===== Excerpted records =====

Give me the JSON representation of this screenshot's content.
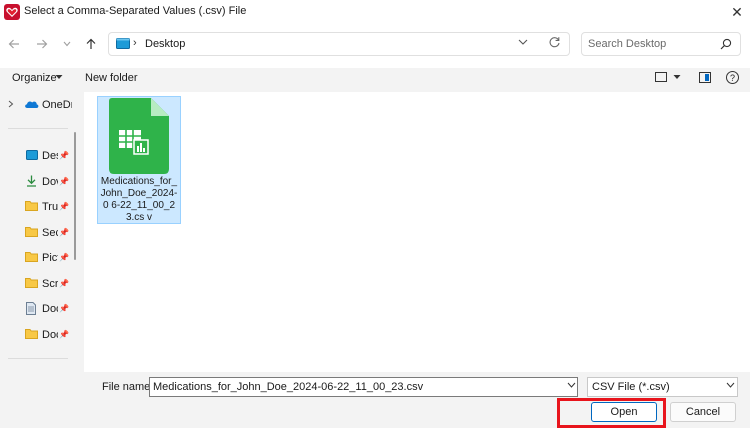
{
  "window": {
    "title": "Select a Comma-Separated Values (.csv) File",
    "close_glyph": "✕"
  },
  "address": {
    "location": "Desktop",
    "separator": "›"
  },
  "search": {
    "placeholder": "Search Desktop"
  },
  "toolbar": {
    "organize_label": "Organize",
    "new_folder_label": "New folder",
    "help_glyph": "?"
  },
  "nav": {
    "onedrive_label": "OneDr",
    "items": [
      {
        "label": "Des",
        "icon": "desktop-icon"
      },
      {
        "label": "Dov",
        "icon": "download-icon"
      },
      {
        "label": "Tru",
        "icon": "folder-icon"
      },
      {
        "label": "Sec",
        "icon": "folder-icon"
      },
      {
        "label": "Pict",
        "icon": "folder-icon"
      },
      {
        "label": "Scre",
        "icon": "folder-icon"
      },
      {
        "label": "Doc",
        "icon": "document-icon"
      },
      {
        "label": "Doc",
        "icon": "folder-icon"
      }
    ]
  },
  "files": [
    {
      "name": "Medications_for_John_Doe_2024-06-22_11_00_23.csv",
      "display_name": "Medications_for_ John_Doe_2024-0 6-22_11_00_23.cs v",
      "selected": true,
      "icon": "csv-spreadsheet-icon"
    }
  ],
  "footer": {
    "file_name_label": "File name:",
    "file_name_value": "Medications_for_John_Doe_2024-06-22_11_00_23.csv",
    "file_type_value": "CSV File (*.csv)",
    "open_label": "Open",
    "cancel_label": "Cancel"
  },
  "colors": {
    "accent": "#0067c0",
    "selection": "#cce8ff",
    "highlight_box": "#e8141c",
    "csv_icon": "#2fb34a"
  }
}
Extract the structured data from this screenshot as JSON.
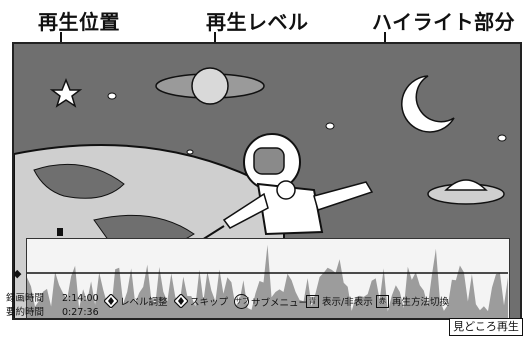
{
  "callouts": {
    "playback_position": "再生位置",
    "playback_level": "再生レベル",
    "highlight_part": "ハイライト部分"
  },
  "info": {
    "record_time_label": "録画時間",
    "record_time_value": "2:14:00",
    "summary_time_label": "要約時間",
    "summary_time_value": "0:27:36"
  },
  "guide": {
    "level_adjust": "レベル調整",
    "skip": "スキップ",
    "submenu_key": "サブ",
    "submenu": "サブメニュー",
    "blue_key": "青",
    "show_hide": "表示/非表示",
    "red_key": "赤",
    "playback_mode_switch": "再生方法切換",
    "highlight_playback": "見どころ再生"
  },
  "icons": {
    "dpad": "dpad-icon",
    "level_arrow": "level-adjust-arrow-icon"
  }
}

=====
===== Excerpted records =====

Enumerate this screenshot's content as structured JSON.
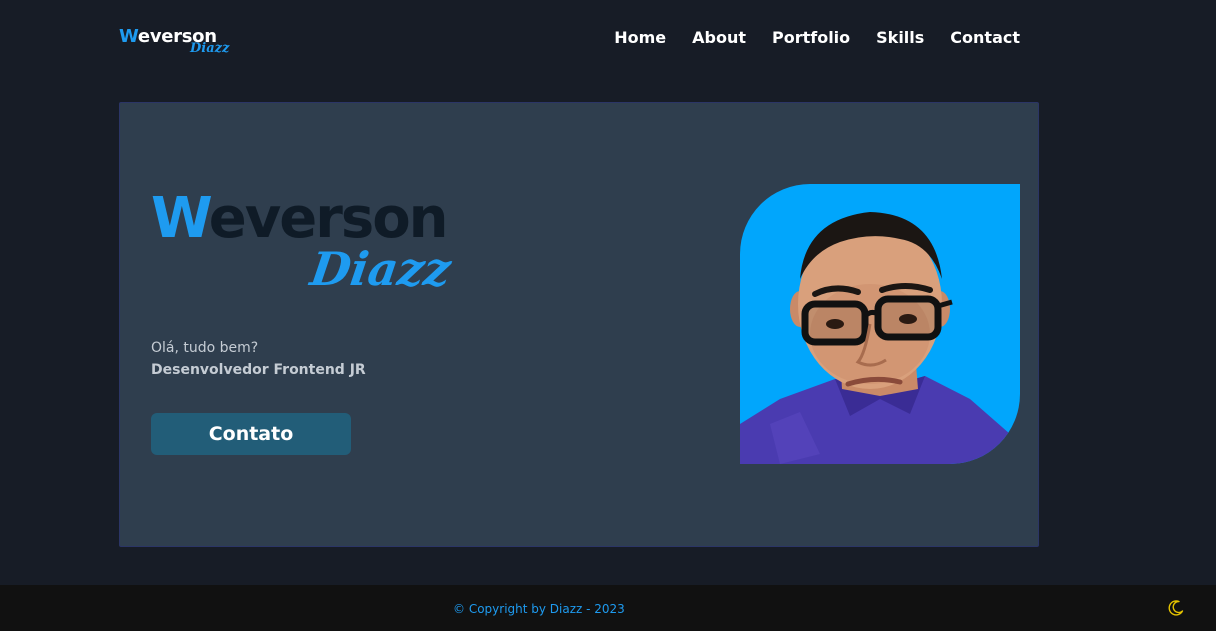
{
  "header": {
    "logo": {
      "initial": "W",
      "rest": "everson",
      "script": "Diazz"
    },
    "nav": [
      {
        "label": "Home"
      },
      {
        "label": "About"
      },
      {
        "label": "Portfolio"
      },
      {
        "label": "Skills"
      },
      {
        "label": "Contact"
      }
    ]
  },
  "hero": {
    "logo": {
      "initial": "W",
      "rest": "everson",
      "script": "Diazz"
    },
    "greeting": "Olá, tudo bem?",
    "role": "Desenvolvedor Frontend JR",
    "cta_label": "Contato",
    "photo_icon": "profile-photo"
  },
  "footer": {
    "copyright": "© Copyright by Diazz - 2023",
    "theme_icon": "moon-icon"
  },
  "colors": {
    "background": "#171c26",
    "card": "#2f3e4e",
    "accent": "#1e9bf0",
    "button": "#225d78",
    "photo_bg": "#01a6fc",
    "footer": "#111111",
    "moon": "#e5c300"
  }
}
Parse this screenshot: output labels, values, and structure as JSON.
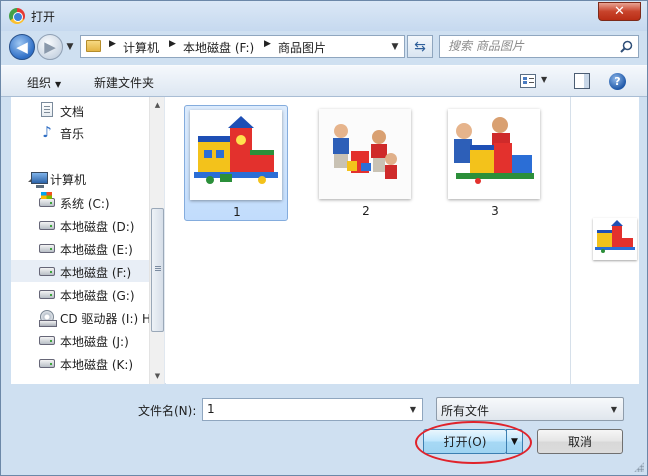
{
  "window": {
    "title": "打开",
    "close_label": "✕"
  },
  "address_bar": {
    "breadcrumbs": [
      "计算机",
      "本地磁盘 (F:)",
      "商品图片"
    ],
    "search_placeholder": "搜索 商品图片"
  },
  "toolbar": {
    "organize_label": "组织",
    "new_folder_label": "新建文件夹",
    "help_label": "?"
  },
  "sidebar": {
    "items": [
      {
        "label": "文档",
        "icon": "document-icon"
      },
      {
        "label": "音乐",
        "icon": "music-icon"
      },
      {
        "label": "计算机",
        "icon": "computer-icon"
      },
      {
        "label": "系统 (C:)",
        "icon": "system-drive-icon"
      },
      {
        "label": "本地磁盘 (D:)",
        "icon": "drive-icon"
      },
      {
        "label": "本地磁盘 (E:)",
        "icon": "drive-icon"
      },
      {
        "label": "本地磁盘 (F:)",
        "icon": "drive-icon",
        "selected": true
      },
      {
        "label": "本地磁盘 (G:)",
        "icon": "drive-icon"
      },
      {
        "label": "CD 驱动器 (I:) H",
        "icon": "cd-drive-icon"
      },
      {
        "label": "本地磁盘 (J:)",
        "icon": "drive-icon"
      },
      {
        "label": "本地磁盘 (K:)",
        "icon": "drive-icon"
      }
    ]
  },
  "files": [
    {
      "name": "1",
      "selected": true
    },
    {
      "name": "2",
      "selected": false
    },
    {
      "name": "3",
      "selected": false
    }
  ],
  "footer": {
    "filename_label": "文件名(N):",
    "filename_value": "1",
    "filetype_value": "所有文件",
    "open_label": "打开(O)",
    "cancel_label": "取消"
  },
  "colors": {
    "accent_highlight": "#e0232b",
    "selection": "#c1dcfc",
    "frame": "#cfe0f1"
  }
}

=====

== Problem requirements ==
Identify each line containing the string "selection" and copy it out.

== Response to this task ==
    "selection": "#cce8ff",
    "selection": "#c1dcfc",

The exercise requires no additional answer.